## DATA ROWS
***

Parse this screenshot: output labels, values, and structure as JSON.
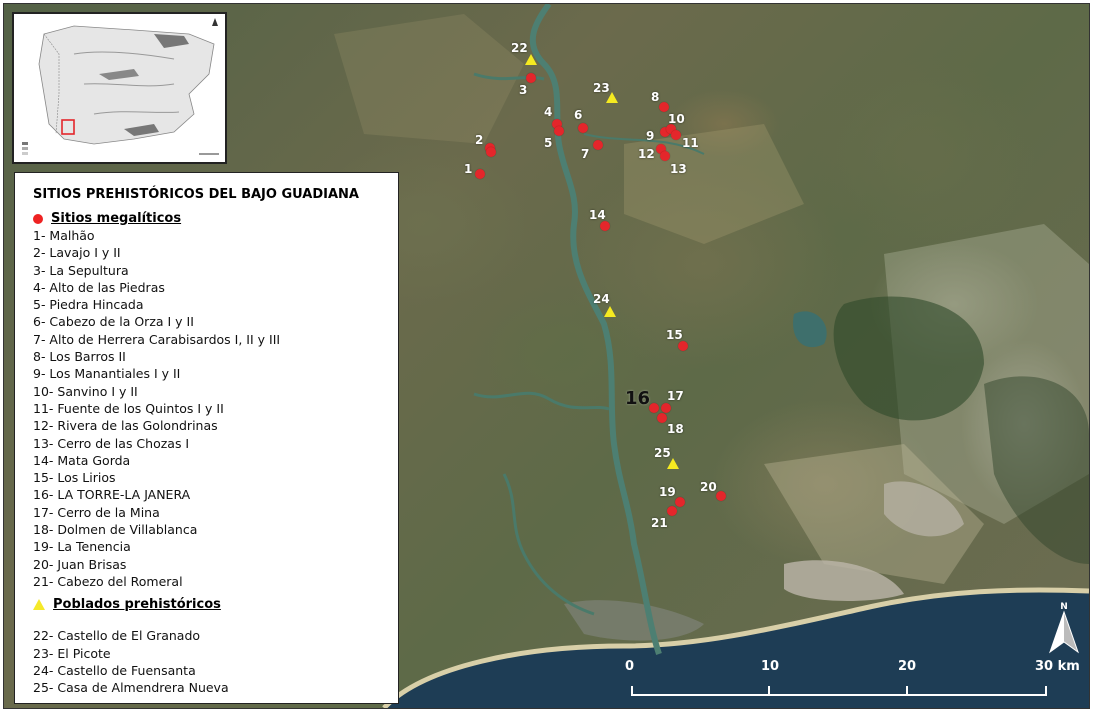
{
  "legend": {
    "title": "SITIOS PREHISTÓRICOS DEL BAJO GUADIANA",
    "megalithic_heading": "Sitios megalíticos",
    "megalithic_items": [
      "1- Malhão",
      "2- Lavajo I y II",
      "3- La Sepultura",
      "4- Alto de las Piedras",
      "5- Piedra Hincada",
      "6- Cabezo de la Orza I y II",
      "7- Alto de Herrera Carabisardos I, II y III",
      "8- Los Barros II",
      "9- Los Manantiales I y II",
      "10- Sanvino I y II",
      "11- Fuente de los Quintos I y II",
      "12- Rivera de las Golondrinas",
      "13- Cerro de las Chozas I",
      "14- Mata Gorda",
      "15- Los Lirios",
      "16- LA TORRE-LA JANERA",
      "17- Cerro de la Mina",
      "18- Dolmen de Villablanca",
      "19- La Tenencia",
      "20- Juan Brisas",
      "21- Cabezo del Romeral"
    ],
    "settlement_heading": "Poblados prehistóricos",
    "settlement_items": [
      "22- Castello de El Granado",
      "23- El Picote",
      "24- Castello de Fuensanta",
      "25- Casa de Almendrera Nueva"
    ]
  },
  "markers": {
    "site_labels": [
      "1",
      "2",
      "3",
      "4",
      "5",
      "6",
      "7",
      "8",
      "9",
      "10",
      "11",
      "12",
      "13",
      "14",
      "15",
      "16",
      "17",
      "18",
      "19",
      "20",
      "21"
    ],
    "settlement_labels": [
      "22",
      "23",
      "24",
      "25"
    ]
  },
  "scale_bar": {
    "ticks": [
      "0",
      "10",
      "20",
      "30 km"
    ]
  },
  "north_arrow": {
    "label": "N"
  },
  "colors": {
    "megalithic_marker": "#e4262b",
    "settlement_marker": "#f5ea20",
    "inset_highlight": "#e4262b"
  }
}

***

## PROBLEM DETAILS
Omit the pictures. Output every record above word for word.

## FINISHED TASK
Parse this screenshot: output labels, values, and structure as JSON.
{
  "legend": {
    "title": "SITIOS PREHISTÓRICOS DEL BAJO GUADIANA",
    "megalithic_heading": "Sitios megalíticos",
    "megalithic_items": [
      "1- Malhão",
      "2- Lavajo I y II",
      "3- La Sepultura",
      "4- Alto de las Piedras",
      "5- Piedra Hincada",
      "6- Cabezo de la Orza I y II",
      "7- Alto de Herrera Carabisardos I, II y III",
      "8- Los Barros II",
      "9- Los Manantiales I y II",
      "10- Sanvino I y II",
      "11- Fuente de los Quintos I y II",
      "12- Rivera de las Golondrinas",
      "13- Cerro de las Chozas I",
      "14- Mata Gorda",
      "15- Los Lirios",
      "16- LA TORRE-LA JANERA",
      "17- Cerro de la Mina",
      "18- Dolmen de Villablanca",
      "19- La Tenencia",
      "20- Juan Brisas",
      "21- Cabezo del Romeral"
    ],
    "settlement_heading": "Poblados prehistóricos",
    "settlement_items": [
      "22- Castello de El Granado",
      "23- El Picote",
      "24- Castello de Fuensanta",
      "25- Casa de Almendrera Nueva"
    ]
  },
  "markers": {
    "site_labels": [
      "1",
      "2",
      "3",
      "4",
      "5",
      "6",
      "7",
      "8",
      "9",
      "10",
      "11",
      "12",
      "13",
      "14",
      "15",
      "16",
      "17",
      "18",
      "19",
      "20",
      "21"
    ],
    "settlement_labels": [
      "22",
      "23",
      "24",
      "25"
    ]
  },
  "scale_bar": {
    "ticks": [
      "0",
      "10",
      "20",
      "30 km"
    ]
  },
  "north_arrow": {
    "label": "N"
  },
  "colors": {
    "megalithic_marker": "#e4262b",
    "settlement_marker": "#f5ea20",
    "inset_highlight": "#e4262b"
  }
}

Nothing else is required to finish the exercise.